— Start The records —

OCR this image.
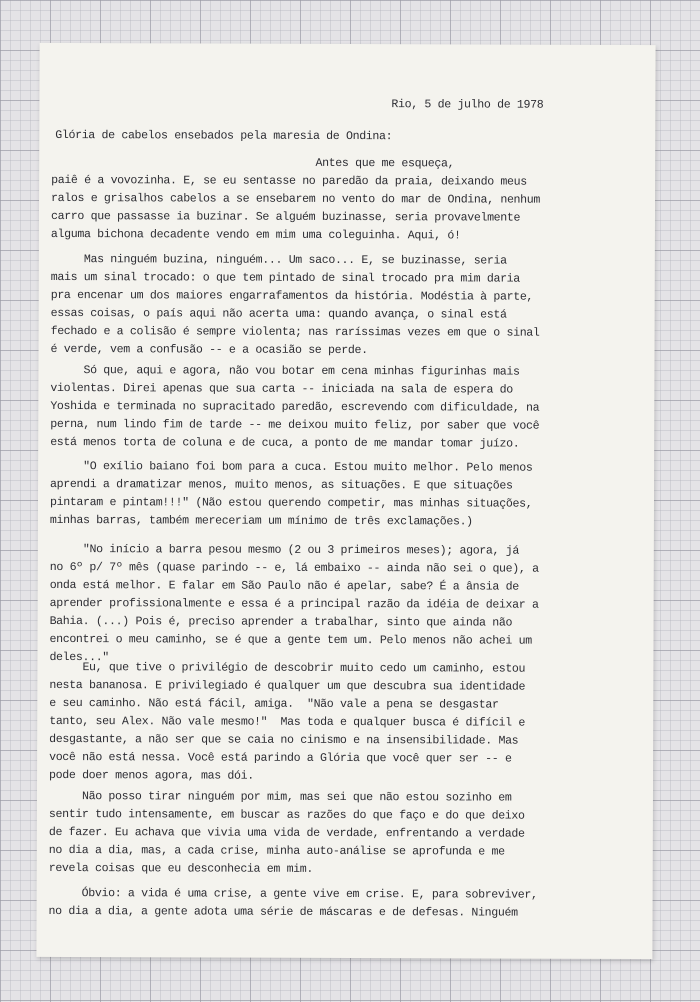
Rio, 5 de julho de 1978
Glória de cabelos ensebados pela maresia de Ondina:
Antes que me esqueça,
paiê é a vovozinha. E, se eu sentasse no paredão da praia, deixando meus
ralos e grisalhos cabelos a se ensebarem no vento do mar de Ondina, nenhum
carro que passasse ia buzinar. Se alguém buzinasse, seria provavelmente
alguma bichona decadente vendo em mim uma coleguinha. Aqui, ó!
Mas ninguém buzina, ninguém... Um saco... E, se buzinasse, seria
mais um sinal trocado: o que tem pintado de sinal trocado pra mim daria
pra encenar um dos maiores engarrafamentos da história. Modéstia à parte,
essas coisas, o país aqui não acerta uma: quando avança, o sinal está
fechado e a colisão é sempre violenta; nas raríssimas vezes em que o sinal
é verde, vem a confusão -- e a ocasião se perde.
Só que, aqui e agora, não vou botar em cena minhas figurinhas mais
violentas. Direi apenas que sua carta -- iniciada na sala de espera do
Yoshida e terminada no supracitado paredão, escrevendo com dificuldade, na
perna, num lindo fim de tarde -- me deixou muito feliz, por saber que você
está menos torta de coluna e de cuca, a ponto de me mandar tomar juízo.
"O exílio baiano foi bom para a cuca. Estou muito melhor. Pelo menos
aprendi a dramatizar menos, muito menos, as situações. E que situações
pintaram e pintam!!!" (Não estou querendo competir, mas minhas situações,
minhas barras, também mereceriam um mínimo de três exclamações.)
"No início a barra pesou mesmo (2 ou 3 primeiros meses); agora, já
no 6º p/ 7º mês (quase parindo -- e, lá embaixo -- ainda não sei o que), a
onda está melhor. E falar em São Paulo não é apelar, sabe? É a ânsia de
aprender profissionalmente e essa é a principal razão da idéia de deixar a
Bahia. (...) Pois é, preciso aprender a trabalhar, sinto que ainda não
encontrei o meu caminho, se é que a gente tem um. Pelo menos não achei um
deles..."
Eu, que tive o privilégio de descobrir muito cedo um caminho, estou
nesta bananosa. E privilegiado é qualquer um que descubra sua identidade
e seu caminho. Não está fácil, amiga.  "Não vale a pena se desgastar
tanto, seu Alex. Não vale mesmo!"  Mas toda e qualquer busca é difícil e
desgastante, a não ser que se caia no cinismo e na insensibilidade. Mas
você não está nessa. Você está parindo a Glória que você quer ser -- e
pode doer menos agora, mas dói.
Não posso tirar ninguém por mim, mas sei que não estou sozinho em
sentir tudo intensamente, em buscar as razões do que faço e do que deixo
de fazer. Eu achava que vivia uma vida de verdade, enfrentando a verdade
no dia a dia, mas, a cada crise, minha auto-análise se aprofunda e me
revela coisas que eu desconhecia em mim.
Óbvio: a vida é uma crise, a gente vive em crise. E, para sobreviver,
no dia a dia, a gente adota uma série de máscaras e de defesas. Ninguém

— End The records —
— Start The records —

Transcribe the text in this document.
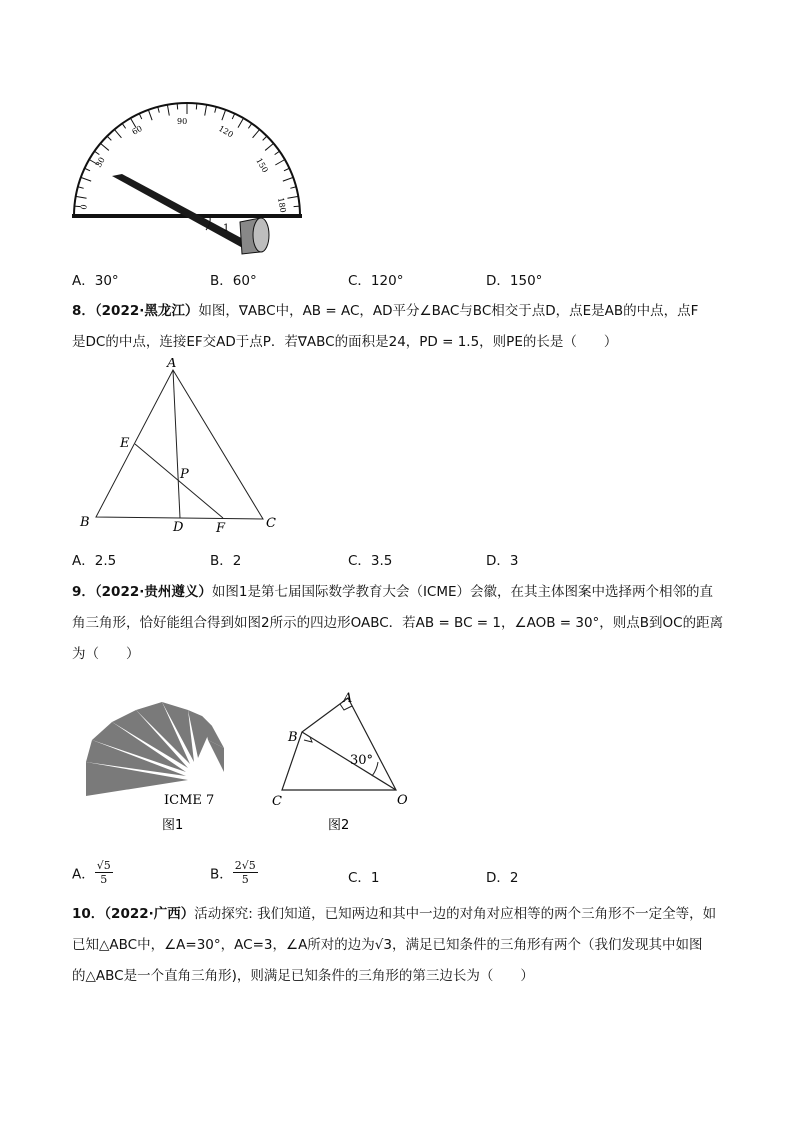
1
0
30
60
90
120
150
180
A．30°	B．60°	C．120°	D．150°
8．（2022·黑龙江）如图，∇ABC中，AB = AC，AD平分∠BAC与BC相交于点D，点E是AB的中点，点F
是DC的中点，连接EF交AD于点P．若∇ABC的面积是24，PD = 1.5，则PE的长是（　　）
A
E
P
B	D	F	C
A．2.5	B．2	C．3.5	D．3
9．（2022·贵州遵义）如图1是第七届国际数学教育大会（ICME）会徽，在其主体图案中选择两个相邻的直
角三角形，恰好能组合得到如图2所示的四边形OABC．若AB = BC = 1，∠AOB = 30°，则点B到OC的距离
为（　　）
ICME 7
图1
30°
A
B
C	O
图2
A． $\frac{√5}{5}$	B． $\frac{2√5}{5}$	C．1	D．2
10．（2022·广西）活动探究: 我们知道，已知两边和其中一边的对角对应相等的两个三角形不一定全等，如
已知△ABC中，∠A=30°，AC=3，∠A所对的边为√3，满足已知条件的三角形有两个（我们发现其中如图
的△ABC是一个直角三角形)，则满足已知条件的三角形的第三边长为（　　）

— End The records —

- _Given exercise_:
Give the count of lines in the listing above that include "coisas", with no other words.

- _Answer in full_:
2